Wherever the word "Tafel" appears in the entries, copy the whole line.

— START —

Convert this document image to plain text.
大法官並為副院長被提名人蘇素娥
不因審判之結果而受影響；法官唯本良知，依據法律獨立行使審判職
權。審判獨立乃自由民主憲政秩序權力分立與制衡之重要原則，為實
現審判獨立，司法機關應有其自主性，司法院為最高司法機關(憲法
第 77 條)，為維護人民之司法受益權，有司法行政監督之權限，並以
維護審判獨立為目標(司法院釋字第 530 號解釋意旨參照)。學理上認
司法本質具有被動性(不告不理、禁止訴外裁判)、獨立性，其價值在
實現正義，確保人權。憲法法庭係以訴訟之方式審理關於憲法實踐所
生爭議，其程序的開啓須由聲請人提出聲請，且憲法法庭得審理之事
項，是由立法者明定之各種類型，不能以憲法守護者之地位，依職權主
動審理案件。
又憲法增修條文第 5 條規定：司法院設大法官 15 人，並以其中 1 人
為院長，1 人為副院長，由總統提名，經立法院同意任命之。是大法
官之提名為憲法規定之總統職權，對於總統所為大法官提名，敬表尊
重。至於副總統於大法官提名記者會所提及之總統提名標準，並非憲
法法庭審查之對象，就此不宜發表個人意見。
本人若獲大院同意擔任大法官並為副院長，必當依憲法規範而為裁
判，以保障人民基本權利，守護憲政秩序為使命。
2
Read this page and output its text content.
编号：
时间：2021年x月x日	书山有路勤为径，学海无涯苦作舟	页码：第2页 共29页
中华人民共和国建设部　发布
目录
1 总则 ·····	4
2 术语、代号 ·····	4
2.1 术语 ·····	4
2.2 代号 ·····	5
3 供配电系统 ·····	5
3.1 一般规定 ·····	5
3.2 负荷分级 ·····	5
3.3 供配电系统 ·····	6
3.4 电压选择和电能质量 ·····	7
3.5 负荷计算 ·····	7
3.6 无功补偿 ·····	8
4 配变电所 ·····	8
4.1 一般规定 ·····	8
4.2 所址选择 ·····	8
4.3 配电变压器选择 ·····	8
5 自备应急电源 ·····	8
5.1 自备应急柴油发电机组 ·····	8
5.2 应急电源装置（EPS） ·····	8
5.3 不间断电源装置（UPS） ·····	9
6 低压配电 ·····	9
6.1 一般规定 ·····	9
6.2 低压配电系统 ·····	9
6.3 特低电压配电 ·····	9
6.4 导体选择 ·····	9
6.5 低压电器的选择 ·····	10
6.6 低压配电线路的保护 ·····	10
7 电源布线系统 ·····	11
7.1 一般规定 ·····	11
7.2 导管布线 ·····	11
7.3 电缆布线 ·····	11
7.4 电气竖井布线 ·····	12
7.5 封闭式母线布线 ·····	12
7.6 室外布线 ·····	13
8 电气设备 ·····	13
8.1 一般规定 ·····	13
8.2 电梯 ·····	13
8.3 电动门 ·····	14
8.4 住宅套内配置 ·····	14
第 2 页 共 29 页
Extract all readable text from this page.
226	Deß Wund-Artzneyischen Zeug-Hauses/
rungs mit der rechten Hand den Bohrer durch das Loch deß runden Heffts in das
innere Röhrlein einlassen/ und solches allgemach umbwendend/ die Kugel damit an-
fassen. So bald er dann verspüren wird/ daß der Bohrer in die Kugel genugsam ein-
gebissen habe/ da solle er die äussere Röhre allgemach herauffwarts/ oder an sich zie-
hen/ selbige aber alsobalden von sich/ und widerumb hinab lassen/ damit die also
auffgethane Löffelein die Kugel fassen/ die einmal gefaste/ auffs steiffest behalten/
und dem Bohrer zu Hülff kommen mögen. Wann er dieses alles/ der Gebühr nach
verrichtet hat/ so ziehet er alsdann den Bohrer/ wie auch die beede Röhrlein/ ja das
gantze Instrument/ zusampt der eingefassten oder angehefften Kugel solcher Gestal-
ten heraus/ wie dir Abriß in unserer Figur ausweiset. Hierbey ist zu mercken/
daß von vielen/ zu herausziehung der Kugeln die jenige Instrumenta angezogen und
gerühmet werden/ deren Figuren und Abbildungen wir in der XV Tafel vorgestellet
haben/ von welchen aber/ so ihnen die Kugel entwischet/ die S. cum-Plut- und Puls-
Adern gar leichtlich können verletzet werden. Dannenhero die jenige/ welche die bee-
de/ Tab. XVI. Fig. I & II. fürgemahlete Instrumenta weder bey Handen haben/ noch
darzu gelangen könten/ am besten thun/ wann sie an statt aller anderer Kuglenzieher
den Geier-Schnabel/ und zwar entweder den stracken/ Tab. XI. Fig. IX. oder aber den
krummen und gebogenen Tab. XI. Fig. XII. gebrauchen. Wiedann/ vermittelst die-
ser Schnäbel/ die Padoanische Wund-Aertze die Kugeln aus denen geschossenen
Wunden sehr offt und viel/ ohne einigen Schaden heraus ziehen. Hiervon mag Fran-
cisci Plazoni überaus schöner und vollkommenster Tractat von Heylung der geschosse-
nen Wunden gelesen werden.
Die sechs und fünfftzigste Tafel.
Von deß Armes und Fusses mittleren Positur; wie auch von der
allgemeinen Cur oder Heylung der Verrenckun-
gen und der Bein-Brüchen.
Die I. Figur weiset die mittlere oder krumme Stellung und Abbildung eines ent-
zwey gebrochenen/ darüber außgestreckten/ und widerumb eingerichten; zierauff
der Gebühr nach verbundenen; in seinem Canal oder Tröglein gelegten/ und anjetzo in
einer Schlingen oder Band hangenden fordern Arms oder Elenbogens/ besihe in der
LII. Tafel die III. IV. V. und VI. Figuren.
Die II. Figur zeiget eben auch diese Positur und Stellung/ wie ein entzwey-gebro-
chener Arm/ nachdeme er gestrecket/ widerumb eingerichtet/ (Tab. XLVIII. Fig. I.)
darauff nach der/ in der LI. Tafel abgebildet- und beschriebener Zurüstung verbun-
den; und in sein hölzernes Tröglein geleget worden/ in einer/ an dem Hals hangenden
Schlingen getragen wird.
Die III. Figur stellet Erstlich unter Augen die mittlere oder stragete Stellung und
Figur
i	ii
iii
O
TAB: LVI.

— END —

• **REPLY**:
gerühmet werden/ deren Figuren und Abbildungen wir in der XV Tafel vorgestellet
Die sechs und fünfftzigste Tafel.
LII. Tafel die III. IV. V. und VI. Figuren.
darauff nach der/ in der LI. Tafel abgebildet- und beschriebener Zurüstung verbun-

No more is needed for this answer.